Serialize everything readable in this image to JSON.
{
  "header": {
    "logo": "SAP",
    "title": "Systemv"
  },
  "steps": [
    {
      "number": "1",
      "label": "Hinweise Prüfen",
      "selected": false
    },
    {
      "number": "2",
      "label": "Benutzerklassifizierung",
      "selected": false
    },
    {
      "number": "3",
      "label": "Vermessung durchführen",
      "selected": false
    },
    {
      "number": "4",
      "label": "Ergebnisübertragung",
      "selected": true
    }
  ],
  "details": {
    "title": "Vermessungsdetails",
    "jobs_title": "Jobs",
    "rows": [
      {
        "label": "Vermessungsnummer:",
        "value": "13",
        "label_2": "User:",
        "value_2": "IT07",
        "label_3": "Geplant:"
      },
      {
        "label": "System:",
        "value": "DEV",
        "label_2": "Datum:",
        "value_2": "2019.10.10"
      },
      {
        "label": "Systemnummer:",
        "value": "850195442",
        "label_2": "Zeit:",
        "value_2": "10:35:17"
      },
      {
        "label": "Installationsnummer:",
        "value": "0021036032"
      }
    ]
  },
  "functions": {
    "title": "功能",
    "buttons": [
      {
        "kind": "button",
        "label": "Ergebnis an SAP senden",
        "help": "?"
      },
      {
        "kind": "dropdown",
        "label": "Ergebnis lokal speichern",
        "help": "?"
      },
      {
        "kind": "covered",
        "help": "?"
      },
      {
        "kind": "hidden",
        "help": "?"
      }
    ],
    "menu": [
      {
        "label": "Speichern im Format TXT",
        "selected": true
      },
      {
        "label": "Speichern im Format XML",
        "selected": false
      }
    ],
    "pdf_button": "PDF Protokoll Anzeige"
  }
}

★ ★ ★ ★ ★

What is expected:
Each record above should be restated word for word.

Answer for the task:
Serialize everything readable in this image to JSON.
{
  "header": {
    "logo": "SAP",
    "title": "Systemv"
  },
  "steps": [
    {
      "number": "1",
      "label": "Hinweise Prüfen",
      "selected": false
    },
    {
      "number": "2",
      "label": "Benutzerklassifizierung",
      "selected": false
    },
    {
      "number": "3",
      "label": "Vermessung durchführen",
      "selected": false
    },
    {
      "number": "4",
      "label": "Ergebnisübertragung",
      "selected": true
    }
  ],
  "details": {
    "title": "Vermessungsdetails",
    "jobs_title": "Jobs",
    "rows": [
      {
        "label": "Vermessungsnummer:",
        "value": "13",
        "label_2": "User:",
        "value_2": "IT07",
        "label_3": "Geplant:"
      },
      {
        "label": "System:",
        "value": "DEV",
        "label_2": "Datum:",
        "value_2": "2019.10.10"
      },
      {
        "label": "Systemnummer:",
        "value": "850195442",
        "label_2": "Zeit:",
        "value_2": "10:35:17"
      },
      {
        "label": "Installationsnummer:",
        "value": "0021036032"
      }
    ]
  },
  "functions": {
    "title": "功能",
    "buttons": [
      {
        "kind": "button",
        "label": "Ergebnis an SAP senden",
        "help": "?"
      },
      {
        "kind": "dropdown",
        "label": "Ergebnis lokal speichern",
        "help": "?"
      },
      {
        "kind": "covered",
        "help": "?"
      },
      {
        "kind": "hidden",
        "help": "?"
      }
    ],
    "menu": [
      {
        "label": "Speichern im Format TXT",
        "selected": true
      },
      {
        "label": "Speichern im Format XML",
        "selected": false
      }
    ],
    "pdf_button": "PDF Protokoll Anzeige"
  }
}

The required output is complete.